(Extracted data entries)
-=-=-=-=-
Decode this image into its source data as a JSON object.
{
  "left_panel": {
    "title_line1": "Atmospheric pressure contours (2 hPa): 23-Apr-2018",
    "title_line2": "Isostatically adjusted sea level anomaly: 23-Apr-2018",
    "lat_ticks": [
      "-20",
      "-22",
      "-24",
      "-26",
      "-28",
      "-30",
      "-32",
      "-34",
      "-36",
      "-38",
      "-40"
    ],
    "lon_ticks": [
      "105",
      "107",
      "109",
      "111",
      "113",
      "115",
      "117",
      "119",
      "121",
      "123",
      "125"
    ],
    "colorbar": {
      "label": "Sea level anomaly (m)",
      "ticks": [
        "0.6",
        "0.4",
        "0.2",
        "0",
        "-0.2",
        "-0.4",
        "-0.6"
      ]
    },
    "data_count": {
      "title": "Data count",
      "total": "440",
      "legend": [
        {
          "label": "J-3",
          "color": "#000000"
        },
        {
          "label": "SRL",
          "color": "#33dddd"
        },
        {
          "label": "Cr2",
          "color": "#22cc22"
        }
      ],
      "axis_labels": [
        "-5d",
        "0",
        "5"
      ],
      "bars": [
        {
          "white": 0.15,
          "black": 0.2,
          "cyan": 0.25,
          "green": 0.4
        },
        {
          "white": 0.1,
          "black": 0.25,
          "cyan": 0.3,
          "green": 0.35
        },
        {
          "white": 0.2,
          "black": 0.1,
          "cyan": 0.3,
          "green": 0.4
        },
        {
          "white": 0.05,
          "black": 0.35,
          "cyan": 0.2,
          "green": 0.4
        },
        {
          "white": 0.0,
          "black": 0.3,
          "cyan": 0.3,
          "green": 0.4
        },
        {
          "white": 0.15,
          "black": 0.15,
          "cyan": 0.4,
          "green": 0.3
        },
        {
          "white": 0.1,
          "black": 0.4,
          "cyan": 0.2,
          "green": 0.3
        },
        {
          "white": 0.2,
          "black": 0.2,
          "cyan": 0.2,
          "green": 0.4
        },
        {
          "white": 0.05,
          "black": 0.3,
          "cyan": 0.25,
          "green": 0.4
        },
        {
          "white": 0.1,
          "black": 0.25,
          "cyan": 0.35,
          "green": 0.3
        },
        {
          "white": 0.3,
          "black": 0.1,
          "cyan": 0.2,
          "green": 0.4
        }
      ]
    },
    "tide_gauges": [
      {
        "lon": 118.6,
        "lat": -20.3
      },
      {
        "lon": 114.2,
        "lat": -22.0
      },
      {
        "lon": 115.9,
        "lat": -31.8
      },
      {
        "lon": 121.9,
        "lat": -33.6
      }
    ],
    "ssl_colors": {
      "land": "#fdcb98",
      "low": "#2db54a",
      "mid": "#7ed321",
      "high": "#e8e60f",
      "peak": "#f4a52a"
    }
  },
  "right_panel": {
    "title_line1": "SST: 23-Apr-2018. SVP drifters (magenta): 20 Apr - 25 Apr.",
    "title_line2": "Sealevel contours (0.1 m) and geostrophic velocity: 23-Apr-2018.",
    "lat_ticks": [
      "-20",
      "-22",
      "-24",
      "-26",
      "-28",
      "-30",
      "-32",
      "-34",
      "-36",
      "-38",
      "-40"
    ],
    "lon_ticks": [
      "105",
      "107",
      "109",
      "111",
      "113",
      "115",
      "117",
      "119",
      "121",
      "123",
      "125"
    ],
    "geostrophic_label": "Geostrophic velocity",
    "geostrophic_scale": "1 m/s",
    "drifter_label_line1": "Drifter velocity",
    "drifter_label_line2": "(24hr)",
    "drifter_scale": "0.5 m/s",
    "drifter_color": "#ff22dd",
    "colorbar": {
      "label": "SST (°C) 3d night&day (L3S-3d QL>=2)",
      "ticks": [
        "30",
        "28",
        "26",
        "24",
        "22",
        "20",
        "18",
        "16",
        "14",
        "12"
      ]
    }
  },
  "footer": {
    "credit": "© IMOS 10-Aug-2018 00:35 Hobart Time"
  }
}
-=-=-=-=-
Set task>
Each entry must be reproduced verbatim.

Response to the task>
Decode this image into its source data as a JSON object.
{
  "left_panel": {
    "title_line1": "Atmospheric pressure contours (2 hPa): 23-Apr-2018",
    "title_line2": "Isostatically adjusted sea level anomaly: 23-Apr-2018",
    "lat_ticks": [
      "-20",
      "-22",
      "-24",
      "-26",
      "-28",
      "-30",
      "-32",
      "-34",
      "-36",
      "-38",
      "-40"
    ],
    "lon_ticks": [
      "105",
      "107",
      "109",
      "111",
      "113",
      "115",
      "117",
      "119",
      "121",
      "123",
      "125"
    ],
    "colorbar": {
      "label": "Sea level anomaly (m)",
      "ticks": [
        "0.6",
        "0.4",
        "0.2",
        "0",
        "-0.2",
        "-0.4",
        "-0.6"
      ]
    },
    "data_count": {
      "title": "Data count",
      "total": "440",
      "legend": [
        {
          "label": "J-3",
          "color": "#000000"
        },
        {
          "label": "SRL",
          "color": "#33dddd"
        },
        {
          "label": "Cr2",
          "color": "#22cc22"
        }
      ],
      "axis_labels": [
        "-5d",
        "0",
        "5"
      ],
      "bars": [
        {
          "white": 0.15,
          "black": 0.2,
          "cyan": 0.25,
          "green": 0.4
        },
        {
          "white": 0.1,
          "black": 0.25,
          "cyan": 0.3,
          "green": 0.35
        },
        {
          "white": 0.2,
          "black": 0.1,
          "cyan": 0.3,
          "green": 0.4
        },
        {
          "white": 0.05,
          "black": 0.35,
          "cyan": 0.2,
          "green": 0.4
        },
        {
          "white": 0.0,
          "black": 0.3,
          "cyan": 0.3,
          "green": 0.4
        },
        {
          "white": 0.15,
          "black": 0.15,
          "cyan": 0.4,
          "green": 0.3
        },
        {
          "white": 0.1,
          "black": 0.4,
          "cyan": 0.2,
          "green": 0.3
        },
        {
          "white": 0.2,
          "black": 0.2,
          "cyan": 0.2,
          "green": 0.4
        },
        {
          "white": 0.05,
          "black": 0.3,
          "cyan": 0.25,
          "green": 0.4
        },
        {
          "white": 0.1,
          "black": 0.25,
          "cyan": 0.35,
          "green": 0.3
        },
        {
          "white": 0.3,
          "black": 0.1,
          "cyan": 0.2,
          "green": 0.4
        }
      ]
    },
    "tide_gauges": [
      {
        "lon": 118.6,
        "lat": -20.3
      },
      {
        "lon": 114.2,
        "lat": -22.0
      },
      {
        "lon": 115.9,
        "lat": -31.8
      },
      {
        "lon": 121.9,
        "lat": -33.6
      }
    ],
    "ssl_colors": {
      "land": "#fdcb98",
      "low": "#2db54a",
      "mid": "#7ed321",
      "high": "#e8e60f",
      "peak": "#f4a52a"
    }
  },
  "right_panel": {
    "title_line1": "SST: 23-Apr-2018. SVP drifters (magenta): 20 Apr - 25 Apr.",
    "title_line2": "Sealevel contours (0.1 m) and geostrophic velocity: 23-Apr-2018.",
    "lat_ticks": [
      "-20",
      "-22",
      "-24",
      "-26",
      "-28",
      "-30",
      "-32",
      "-34",
      "-36",
      "-38",
      "-40"
    ],
    "lon_ticks": [
      "105",
      "107",
      "109",
      "111",
      "113",
      "115",
      "117",
      "119",
      "121",
      "123",
      "125"
    ],
    "geostrophic_label": "Geostrophic velocity",
    "geostrophic_scale": "1 m/s",
    "drifter_label_line1": "Drifter velocity",
    "drifter_label_line2": "(24hr)",
    "drifter_scale": "0.5 m/s",
    "drifter_color": "#ff22dd",
    "colorbar": {
      "label": "SST (°C) 3d night&day (L3S-3d QL>=2)",
      "ticks": [
        "30",
        "28",
        "26",
        "24",
        "22",
        "20",
        "18",
        "16",
        "14",
        "12"
      ]
    }
  },
  "footer": {
    "credit": "© IMOS 10-Aug-2018 00:35 Hobart Time"
  }
}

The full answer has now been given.